▶ _Given exercise_
Which lines in the material below contain the word "color"? Copy each of them.

▶ _Dataset rows_
──────────────────────────────

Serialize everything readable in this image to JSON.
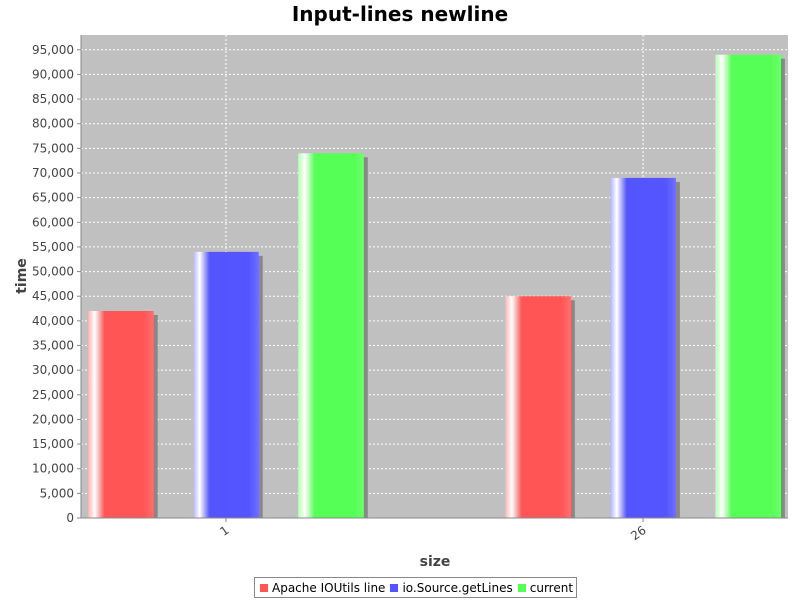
{
  "chart_data": {
    "type": "bar",
    "title": "Input-lines newline",
    "xlabel": "size",
    "ylabel": "time",
    "categories": [
      "1",
      "26"
    ],
    "series": [
      {
        "name": "Apache IOUtils line",
        "color": "#ff5555",
        "values": [
          42000,
          45000
        ]
      },
      {
        "name": "io.Source.getLines",
        "color": "#5555ff",
        "values": [
          54000,
          69000
        ]
      },
      {
        "name": "current",
        "color": "#55ff55",
        "values": [
          74000,
          94000
        ]
      }
    ],
    "ylim": [
      0,
      98000
    ],
    "yticks": [
      0,
      5000,
      10000,
      15000,
      20000,
      25000,
      30000,
      35000,
      40000,
      45000,
      50000,
      55000,
      60000,
      65000,
      70000,
      75000,
      80000,
      85000,
      90000,
      95000
    ],
    "grid": true,
    "legend_position": "bottom-center",
    "plot_background": "#c0c0c0"
  }
}
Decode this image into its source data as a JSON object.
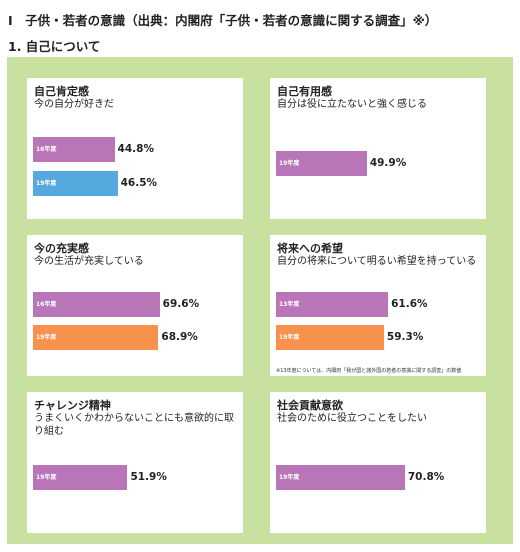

──────────────────────────────

▶ _Written answer_
        "color": "#ff5555",
        "color": "#5555ff",
        "color": "#55ff55",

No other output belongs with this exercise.